* USING THE INFORMATION:
(A) Reproduce, word for word, the portion of the news item about Daniel Kitson's new show between "Then it stopped" and "filled the kettle.", inclusive.
(B) In the news item about Daniel Kitson's new show, at which Manchester venue will the show be performed, and on what dates?
(Beginning of SOURCE PASSAGE)
News: New Show For Daniel Kitson

Daniel Kitson is to debut a new stand up show at the Roundhouse in London this summer. It is called Something Other Than Everything.

He announced the news in his mail-out and I don't think he is very keen on press quoting his emails (or press in general) so we will simply repeat the official Roundhouse "blurb".

Dates are from 12th to 29th of July and tickets go on sale on April 28th at 10am here. Although there is a pre-sale link for Roundhouse members and subscribers to Kitson's mailing list. Pre-sale tickets can be purchased from April 26th at 10am.

This show will be going to Manchester at the Royal Exchange from August 31st to September 9th, but at the moment there are no plans to perform it at the Edinburgh Fringe. 

He will also be previewing something new in October and then taking it to the Studio Theatre in Washington D.C. in November for three weeks. There will also be a small UK tour of his seasonal special A Show For Christmas in December.

So anyway, here is that "blurb".

 

For a long time, I had a very reliable, mid level, domestic espresso machine.

I remember buying it in central London, after a long tour and I remember struggling to get it out of the boot, telling myself the weight of it justified the price of it. It went in the kitchen, in the corner, on its own sideboard and, quickly becoming a large part of my life, it stayed there for years. I would turn it on in the morning, before I was even awake, I would hold it for warmth in the winter, and I would use it every day, more than once, all the time, to make coffee, not just for myself, but visiting family members, local friends and a variety of tradespeople.

Then it stopped working.

There were no external signs of damage and I owned a screwdriver. So, eager to understand how it once worked, eager to quickly pinpoint and rectify the current problem and eager to rebuild the whole thing better than before – I dismantled it.

Soon enough the espresso machine was gone, replaced by a functionless heap of its own constituent parts the nature of which I could neither identify or comprehend. Faced with this godless sprawl of unknown components, tangled tubes and what felt like a billion tiny screws, I let my eyes drift out of focus and waited quietly for understanding to emerge and expertise to announce itself.

That did not happen.

After forty minutes, I put everything in a pile, on the floor, in the corner. Then I wiped the table and filled the kettle.
(End of SOURCE PASSAGE)
(Beginning of DATASET EXCERPTS)
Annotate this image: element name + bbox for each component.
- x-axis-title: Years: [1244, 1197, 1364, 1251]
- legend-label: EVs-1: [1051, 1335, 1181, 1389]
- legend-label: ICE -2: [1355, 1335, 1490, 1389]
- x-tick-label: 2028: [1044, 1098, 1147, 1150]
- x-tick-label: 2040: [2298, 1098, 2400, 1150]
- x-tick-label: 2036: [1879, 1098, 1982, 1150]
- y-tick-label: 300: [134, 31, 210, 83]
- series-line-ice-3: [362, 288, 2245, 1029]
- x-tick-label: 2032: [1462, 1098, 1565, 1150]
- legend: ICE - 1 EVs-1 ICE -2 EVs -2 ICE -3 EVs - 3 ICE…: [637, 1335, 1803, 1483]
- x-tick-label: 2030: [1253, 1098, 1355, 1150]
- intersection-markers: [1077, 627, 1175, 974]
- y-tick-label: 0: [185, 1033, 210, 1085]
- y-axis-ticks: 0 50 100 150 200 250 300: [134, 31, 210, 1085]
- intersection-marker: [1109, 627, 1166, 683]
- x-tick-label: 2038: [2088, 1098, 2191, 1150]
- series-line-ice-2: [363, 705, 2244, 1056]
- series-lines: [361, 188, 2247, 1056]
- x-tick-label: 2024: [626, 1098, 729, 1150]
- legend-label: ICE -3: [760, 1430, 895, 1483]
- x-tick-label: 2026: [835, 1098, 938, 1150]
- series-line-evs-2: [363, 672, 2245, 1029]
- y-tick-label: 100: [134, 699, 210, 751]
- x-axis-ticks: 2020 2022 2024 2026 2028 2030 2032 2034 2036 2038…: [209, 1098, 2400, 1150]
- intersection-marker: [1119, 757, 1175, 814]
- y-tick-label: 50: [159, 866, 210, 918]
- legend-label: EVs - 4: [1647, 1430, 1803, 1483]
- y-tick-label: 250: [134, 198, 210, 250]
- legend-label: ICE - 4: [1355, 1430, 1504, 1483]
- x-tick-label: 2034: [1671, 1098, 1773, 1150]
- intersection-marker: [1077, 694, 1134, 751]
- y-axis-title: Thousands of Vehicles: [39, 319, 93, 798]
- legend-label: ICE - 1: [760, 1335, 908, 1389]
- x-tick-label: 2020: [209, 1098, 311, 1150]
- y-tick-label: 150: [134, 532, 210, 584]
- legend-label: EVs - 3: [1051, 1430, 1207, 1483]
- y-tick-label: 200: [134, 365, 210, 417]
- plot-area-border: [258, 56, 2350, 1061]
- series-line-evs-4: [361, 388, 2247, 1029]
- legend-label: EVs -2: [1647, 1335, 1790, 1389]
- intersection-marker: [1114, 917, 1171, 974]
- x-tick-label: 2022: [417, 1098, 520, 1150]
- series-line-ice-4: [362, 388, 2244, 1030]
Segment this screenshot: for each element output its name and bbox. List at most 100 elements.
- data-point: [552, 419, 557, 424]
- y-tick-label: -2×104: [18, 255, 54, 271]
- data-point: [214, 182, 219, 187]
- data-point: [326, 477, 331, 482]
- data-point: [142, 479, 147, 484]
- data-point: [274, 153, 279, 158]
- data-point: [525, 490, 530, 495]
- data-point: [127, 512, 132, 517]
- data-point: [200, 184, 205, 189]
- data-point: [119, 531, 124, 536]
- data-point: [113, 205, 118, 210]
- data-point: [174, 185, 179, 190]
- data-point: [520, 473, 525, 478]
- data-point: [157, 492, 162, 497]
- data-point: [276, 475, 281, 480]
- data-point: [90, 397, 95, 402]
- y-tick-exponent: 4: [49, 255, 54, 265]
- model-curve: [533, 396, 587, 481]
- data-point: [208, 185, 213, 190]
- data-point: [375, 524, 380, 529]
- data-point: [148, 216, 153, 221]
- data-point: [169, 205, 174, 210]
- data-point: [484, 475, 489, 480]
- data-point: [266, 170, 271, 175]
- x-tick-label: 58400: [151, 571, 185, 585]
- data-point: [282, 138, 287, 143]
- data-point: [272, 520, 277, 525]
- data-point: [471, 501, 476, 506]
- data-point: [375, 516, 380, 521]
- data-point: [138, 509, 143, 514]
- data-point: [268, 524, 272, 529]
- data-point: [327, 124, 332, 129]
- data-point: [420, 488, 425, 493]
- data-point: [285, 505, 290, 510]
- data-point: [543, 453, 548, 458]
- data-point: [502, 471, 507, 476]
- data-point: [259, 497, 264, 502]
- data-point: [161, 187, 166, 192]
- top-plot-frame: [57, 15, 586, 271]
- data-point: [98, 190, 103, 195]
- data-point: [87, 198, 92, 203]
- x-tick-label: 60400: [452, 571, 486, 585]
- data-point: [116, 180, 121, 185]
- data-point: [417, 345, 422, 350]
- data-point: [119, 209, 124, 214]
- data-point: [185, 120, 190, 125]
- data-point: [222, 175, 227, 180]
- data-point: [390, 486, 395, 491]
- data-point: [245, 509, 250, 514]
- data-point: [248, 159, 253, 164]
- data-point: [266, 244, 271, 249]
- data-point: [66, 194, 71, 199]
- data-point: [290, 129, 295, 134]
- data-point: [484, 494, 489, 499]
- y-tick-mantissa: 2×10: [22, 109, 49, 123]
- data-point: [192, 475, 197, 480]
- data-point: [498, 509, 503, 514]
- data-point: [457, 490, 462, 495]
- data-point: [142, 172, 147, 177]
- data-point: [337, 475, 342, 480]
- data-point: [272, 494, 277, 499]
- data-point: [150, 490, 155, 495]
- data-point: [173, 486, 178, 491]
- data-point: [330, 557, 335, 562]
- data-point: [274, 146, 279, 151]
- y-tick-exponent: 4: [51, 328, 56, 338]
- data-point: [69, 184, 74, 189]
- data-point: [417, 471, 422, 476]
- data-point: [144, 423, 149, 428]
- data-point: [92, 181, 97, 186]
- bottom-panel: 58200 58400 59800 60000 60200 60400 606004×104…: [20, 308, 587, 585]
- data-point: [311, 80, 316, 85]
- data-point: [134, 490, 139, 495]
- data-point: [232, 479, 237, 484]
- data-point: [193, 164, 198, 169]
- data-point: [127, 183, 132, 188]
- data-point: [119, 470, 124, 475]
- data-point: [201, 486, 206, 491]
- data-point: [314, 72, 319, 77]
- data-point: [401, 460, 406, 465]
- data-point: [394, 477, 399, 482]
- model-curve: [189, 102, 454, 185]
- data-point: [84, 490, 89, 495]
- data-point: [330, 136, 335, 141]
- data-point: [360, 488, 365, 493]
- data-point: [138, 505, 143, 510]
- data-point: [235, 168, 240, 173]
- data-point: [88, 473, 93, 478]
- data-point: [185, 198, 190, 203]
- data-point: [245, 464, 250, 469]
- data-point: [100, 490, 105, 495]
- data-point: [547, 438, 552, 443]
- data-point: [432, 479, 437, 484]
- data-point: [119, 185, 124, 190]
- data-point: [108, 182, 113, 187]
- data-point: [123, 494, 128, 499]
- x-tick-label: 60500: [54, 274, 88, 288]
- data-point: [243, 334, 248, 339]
(End of DATASET EXCERPTS)
* YOUR WRITTEN ANSWERS:
(A)
Then it stopped working.

There were no external signs of damage and I owned a screwdriver. So, eager to understand how it once worked, eager to quickly pinpoint and rectify the current problem and eager to rebuild the whole thing better than before – I dismantled it.

Soon enough the espresso machine was gone, replaced by a functionless heap of its own constituent parts the nature of which I could neither identify or comprehend. Faced with this godless sprawl of unknown components, tangled tubes and what felt like a billion tiny screws, I let my eyes drift out of focus and waited quietly for understanding to emerge and expertise to announce itself.

That did not happen.

After forty minutes, I put everything in a pile, on the floor, in the corner. Then I wiped the table and filled the kettle.

(B) The Royal Exchange, from August 31st to September 9th.